- What to work on -
In the entries that follow, find the word "breakpoint" and report each line it is on.

═════ Rows ═════

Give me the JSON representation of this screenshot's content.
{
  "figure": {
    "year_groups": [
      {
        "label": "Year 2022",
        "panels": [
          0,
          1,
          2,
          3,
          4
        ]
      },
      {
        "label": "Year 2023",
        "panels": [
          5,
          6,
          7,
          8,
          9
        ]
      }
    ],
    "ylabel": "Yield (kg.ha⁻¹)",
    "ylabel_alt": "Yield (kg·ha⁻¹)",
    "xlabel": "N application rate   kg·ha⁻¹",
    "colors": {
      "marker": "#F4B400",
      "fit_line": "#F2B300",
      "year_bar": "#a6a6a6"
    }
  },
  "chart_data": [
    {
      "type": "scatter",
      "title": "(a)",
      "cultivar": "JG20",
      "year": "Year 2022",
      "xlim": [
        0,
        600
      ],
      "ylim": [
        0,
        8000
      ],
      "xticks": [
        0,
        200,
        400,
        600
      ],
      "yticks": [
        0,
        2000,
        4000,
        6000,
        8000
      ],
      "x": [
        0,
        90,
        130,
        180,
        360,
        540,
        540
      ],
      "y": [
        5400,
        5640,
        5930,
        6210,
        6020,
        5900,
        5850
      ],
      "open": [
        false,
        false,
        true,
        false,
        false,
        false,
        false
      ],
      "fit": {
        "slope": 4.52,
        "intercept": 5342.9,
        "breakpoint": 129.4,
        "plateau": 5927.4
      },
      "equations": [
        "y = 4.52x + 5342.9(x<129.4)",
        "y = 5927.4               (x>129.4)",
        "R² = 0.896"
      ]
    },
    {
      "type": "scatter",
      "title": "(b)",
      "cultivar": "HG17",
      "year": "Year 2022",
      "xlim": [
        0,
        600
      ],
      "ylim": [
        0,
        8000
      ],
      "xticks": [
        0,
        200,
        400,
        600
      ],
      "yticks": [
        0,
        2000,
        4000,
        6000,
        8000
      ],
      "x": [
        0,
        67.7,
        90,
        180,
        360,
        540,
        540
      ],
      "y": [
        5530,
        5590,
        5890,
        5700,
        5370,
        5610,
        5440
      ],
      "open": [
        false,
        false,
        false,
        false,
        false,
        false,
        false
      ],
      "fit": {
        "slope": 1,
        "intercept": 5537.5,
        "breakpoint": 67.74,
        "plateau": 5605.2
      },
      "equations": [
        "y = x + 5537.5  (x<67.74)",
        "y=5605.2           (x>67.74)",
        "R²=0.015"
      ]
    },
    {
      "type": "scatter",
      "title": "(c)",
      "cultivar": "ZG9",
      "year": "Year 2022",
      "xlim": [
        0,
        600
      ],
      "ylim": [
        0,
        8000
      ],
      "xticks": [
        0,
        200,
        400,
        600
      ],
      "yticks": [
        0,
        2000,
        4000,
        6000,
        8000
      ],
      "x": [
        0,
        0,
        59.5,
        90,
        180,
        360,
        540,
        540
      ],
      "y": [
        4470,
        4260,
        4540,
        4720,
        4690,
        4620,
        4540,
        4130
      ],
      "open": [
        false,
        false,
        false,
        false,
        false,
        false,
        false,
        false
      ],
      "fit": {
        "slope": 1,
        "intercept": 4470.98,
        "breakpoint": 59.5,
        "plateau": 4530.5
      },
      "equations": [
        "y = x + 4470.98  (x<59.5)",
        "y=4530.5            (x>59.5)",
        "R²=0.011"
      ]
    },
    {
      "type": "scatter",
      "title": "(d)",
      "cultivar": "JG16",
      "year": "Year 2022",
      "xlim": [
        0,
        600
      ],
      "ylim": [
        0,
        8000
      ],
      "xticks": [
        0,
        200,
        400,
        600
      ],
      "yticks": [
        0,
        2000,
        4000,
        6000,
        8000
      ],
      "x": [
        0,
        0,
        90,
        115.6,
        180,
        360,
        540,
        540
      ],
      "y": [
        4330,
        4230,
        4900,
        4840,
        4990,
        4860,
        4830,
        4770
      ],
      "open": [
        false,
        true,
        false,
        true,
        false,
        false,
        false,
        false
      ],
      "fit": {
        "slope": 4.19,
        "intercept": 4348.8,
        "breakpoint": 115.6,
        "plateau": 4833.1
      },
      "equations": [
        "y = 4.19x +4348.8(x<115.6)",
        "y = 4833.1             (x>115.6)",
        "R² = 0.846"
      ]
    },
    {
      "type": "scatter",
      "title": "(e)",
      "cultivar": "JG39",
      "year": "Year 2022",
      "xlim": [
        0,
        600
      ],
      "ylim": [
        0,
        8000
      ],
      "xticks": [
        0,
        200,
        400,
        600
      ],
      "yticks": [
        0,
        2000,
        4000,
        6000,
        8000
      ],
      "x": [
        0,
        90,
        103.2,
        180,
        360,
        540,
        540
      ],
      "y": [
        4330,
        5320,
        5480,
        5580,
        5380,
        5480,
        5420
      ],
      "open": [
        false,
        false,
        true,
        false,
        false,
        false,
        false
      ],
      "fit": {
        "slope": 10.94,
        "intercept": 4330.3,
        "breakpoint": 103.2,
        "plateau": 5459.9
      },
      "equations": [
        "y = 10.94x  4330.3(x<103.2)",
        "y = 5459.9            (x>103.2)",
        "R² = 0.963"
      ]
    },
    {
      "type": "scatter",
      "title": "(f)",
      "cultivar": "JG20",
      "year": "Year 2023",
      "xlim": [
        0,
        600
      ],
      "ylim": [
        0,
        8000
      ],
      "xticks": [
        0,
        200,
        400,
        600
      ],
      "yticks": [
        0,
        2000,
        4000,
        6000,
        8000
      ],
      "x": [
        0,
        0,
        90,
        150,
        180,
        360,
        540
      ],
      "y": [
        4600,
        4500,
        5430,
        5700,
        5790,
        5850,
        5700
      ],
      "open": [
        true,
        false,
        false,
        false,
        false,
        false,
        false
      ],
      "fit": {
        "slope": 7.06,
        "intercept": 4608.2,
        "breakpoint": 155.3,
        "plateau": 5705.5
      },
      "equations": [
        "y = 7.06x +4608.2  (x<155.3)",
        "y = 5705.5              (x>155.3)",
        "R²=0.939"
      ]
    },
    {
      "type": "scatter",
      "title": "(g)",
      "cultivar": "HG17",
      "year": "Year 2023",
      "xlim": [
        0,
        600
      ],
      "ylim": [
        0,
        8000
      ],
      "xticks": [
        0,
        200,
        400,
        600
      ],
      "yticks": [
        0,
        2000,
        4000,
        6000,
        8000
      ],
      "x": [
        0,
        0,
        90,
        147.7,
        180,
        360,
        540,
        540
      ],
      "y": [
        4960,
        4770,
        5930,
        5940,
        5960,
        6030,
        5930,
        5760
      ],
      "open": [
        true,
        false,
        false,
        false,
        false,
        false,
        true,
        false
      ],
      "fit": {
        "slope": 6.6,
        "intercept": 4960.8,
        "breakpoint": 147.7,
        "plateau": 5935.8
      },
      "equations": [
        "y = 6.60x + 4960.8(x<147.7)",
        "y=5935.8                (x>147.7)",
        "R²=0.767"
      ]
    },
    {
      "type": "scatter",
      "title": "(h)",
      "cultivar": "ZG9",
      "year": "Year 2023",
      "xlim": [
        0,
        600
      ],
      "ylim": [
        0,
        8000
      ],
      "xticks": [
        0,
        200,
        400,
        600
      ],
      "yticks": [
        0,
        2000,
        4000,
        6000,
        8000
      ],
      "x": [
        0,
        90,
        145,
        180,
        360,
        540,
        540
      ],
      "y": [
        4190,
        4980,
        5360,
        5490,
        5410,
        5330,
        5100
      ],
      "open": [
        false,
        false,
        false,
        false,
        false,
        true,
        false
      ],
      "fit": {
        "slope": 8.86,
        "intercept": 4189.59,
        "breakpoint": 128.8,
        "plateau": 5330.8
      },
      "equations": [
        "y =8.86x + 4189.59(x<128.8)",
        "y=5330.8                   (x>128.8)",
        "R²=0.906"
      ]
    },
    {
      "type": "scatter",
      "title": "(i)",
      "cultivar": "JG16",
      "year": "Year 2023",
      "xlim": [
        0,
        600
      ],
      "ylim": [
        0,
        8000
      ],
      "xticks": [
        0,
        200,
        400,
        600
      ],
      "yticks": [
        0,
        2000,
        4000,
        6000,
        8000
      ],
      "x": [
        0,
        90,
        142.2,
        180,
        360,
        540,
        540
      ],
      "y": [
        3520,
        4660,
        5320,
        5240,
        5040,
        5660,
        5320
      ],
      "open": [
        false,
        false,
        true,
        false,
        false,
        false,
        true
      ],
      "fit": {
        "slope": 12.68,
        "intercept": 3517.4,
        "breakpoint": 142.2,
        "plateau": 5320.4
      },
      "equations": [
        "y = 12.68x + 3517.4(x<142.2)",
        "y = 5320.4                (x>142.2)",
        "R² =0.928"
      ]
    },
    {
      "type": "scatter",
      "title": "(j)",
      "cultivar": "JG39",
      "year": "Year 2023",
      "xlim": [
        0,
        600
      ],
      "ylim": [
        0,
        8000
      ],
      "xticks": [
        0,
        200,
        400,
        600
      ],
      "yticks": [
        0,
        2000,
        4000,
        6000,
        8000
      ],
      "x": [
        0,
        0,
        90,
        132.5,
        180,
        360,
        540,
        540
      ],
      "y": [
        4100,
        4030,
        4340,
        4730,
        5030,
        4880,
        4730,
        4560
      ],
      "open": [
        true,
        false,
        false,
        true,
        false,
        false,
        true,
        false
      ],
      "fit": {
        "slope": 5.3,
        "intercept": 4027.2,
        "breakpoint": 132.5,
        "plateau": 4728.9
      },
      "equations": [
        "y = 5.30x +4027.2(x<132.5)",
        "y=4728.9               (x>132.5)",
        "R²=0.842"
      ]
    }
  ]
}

═════

- Solution for this problem -
        "breakpoint": 129.4,
        "breakpoint": 67.74,
        "breakpoint": 59.5,
        "breakpoint": 115.6,
        "breakpoint": 103.2,
        "breakpoint": 155.3,
        "breakpoint": 147.7,
        "breakpoint": 128.8,
        "breakpoint": 142.2,
        "breakpoint": 132.5,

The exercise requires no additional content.